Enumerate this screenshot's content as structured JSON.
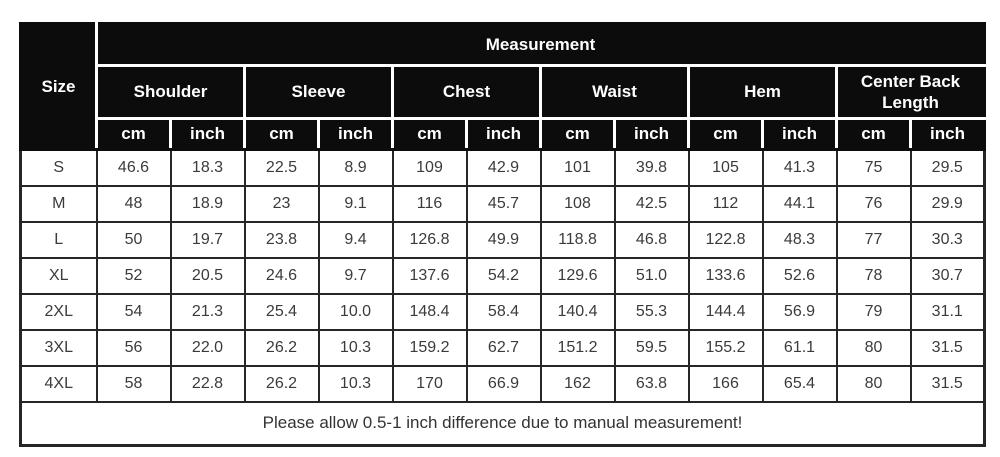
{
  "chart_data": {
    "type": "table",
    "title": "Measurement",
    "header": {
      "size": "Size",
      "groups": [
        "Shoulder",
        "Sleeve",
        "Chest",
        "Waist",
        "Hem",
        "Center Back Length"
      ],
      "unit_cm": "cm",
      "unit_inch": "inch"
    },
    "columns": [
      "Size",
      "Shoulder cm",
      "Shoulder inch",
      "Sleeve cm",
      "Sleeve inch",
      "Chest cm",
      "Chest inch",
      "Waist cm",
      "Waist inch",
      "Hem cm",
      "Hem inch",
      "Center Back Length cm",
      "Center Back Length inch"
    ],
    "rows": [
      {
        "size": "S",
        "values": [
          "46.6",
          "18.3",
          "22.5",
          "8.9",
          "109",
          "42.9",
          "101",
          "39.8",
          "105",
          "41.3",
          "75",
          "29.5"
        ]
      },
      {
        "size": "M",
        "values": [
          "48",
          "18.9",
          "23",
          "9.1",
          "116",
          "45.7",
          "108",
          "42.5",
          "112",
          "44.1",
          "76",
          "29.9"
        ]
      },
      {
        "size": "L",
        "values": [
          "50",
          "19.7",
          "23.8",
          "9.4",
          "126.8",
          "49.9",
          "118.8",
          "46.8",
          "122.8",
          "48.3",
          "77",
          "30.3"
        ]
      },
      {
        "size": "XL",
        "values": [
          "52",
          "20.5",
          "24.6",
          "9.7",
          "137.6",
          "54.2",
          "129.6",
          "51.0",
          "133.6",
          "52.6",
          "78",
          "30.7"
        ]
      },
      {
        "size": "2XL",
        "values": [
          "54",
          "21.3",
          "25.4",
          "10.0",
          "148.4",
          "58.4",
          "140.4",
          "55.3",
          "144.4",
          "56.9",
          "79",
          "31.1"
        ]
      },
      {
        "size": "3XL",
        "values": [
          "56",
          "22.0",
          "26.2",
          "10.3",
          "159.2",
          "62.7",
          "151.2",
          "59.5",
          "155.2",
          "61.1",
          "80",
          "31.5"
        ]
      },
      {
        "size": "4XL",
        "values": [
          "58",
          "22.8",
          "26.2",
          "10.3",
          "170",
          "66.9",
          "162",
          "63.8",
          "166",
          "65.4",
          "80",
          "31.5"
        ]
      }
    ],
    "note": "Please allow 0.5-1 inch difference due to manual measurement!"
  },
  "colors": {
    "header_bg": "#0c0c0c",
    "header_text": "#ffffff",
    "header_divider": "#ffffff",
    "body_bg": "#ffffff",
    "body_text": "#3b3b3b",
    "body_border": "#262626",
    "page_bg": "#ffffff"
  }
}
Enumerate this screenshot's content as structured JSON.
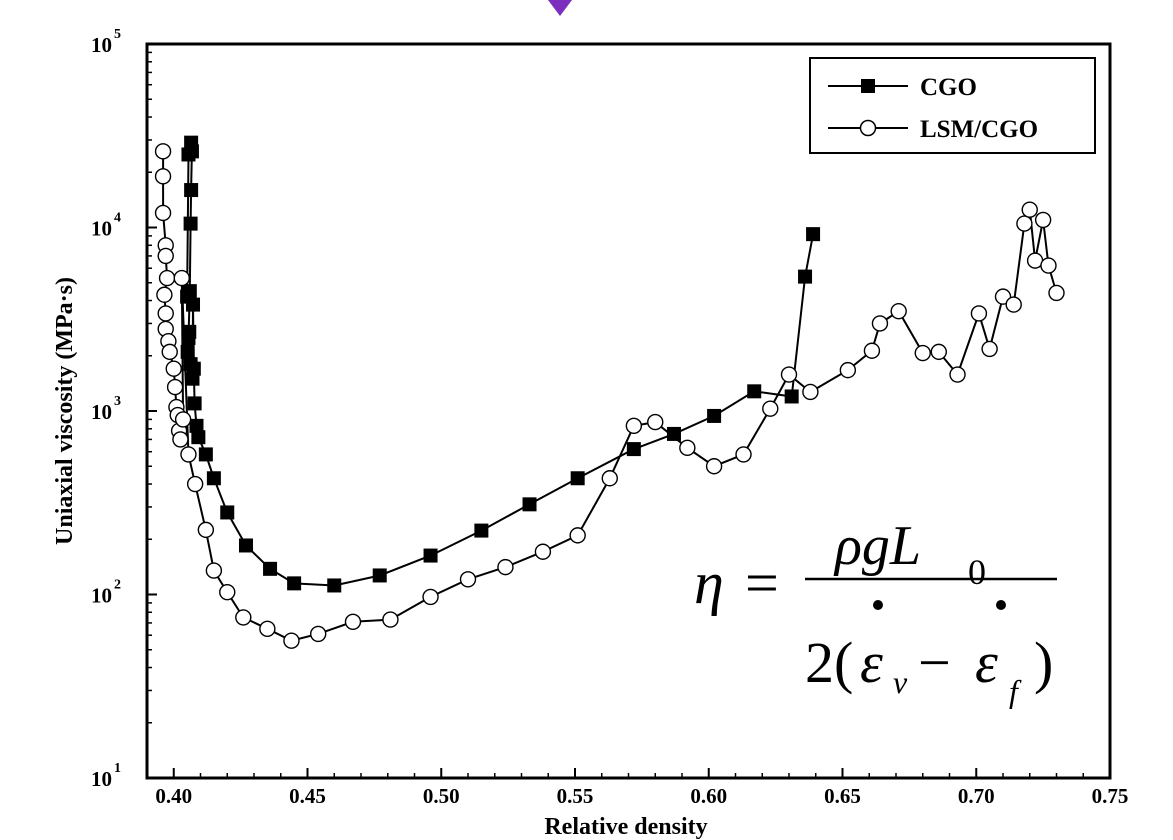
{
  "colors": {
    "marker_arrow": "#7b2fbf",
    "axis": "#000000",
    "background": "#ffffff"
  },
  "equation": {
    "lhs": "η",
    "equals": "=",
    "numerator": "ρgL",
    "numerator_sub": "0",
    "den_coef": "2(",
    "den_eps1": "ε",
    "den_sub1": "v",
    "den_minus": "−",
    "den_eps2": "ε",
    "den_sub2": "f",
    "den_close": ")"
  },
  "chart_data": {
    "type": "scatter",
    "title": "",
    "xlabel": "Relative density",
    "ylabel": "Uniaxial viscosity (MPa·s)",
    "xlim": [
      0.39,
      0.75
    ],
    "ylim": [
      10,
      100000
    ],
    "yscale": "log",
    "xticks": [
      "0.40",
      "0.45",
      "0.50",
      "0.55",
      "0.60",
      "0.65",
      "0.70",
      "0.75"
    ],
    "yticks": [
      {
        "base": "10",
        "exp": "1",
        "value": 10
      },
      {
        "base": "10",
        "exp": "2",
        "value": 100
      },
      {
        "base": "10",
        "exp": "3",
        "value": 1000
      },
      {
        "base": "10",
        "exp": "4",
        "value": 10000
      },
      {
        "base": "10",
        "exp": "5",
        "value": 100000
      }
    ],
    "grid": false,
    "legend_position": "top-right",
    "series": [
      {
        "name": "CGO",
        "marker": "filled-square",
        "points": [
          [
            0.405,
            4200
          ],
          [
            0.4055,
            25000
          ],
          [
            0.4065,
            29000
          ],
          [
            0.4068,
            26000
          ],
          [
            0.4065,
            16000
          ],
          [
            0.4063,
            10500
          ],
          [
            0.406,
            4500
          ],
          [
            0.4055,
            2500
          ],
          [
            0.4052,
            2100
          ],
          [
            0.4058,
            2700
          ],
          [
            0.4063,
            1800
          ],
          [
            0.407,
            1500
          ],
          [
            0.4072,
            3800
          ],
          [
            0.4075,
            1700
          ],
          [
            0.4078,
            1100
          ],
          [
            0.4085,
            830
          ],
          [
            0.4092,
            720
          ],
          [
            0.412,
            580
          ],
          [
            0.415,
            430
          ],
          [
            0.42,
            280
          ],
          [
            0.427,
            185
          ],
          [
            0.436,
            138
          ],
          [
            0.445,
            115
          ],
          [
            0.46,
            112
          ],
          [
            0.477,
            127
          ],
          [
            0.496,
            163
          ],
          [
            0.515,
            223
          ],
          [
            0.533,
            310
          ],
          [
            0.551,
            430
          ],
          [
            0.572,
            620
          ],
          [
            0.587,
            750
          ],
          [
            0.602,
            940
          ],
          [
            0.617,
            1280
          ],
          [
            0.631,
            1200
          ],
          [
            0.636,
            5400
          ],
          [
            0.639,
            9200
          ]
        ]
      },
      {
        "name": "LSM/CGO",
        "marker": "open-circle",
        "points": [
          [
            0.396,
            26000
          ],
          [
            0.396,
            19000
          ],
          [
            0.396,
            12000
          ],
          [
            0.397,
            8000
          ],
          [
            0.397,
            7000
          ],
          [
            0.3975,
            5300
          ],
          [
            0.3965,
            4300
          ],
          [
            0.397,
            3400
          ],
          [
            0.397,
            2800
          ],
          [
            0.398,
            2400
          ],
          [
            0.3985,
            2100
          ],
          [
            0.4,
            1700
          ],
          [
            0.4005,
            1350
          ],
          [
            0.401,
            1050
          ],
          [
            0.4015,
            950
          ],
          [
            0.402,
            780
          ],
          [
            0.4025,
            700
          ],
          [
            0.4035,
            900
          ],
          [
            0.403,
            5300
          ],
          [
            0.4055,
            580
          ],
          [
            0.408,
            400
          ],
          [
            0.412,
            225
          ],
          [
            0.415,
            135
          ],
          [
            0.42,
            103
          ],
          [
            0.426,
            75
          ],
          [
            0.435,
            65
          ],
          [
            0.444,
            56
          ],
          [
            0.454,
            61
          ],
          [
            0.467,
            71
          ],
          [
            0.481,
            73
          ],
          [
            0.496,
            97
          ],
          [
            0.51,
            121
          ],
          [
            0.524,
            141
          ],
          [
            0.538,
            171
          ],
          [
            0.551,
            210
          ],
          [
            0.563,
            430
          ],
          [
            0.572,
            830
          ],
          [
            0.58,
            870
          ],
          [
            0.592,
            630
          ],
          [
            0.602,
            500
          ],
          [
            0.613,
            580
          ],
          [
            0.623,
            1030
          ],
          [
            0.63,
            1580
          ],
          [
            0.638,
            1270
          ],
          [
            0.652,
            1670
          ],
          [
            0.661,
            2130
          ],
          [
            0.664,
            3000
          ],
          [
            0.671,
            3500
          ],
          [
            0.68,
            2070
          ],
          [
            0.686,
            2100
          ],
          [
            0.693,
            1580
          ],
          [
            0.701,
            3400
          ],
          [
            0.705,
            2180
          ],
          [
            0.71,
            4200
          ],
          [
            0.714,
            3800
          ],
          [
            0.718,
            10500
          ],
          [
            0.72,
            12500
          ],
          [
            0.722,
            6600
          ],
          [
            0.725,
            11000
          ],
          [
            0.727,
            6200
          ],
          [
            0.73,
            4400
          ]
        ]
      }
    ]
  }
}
....
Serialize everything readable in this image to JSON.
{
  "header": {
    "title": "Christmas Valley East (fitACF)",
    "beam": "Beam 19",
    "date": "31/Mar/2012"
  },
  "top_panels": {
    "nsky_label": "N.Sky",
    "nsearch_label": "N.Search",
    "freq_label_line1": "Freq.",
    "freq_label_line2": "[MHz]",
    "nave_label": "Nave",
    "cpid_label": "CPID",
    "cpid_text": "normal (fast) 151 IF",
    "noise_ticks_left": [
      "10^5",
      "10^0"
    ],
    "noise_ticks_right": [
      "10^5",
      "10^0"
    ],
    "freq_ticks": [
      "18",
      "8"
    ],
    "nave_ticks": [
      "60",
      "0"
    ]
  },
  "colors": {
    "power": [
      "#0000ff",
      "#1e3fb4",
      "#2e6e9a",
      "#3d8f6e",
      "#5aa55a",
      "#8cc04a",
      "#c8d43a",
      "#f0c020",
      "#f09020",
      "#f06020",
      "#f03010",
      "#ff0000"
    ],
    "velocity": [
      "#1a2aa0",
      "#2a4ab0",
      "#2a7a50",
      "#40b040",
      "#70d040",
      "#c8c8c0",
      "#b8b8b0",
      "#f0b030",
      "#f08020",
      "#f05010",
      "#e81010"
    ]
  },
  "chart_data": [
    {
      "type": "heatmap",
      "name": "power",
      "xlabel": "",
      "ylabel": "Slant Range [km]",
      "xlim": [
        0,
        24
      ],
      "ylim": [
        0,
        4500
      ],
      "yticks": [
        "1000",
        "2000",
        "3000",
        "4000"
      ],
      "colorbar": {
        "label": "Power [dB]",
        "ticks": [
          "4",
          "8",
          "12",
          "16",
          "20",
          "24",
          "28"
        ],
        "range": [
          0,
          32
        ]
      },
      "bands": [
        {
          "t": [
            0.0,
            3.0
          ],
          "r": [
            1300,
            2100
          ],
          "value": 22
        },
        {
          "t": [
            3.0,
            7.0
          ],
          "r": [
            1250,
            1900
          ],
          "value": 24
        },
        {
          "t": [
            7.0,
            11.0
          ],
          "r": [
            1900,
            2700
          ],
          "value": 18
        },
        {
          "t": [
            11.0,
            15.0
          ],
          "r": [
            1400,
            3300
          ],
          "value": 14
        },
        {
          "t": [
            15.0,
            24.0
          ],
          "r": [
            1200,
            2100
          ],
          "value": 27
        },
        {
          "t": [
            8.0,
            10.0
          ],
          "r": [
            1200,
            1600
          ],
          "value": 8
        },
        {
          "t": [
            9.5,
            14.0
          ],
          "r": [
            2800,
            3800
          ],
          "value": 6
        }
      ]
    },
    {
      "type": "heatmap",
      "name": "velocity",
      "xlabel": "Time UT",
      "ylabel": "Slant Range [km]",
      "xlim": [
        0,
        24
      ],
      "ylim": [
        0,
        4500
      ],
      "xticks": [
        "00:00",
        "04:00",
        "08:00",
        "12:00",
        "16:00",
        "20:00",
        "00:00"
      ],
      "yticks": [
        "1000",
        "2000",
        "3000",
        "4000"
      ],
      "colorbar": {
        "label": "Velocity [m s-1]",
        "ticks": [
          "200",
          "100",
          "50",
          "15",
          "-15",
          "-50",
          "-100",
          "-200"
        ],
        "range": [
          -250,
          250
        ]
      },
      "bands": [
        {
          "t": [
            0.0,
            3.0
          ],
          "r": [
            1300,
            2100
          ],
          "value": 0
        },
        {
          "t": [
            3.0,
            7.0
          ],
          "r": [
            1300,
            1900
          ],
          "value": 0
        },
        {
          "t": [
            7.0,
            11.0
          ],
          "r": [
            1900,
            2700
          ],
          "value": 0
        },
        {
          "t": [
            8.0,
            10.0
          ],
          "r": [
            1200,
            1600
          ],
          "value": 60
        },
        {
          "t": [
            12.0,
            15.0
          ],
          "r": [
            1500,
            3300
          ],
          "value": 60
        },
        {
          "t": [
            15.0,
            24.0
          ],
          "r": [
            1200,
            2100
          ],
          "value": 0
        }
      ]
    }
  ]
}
....
◆ EXERCISE REQUIREMENTS ◆
Say how many lines have the string "title" in them, offering no words beyond the number.

◆ ANSWER BELOW ◆
3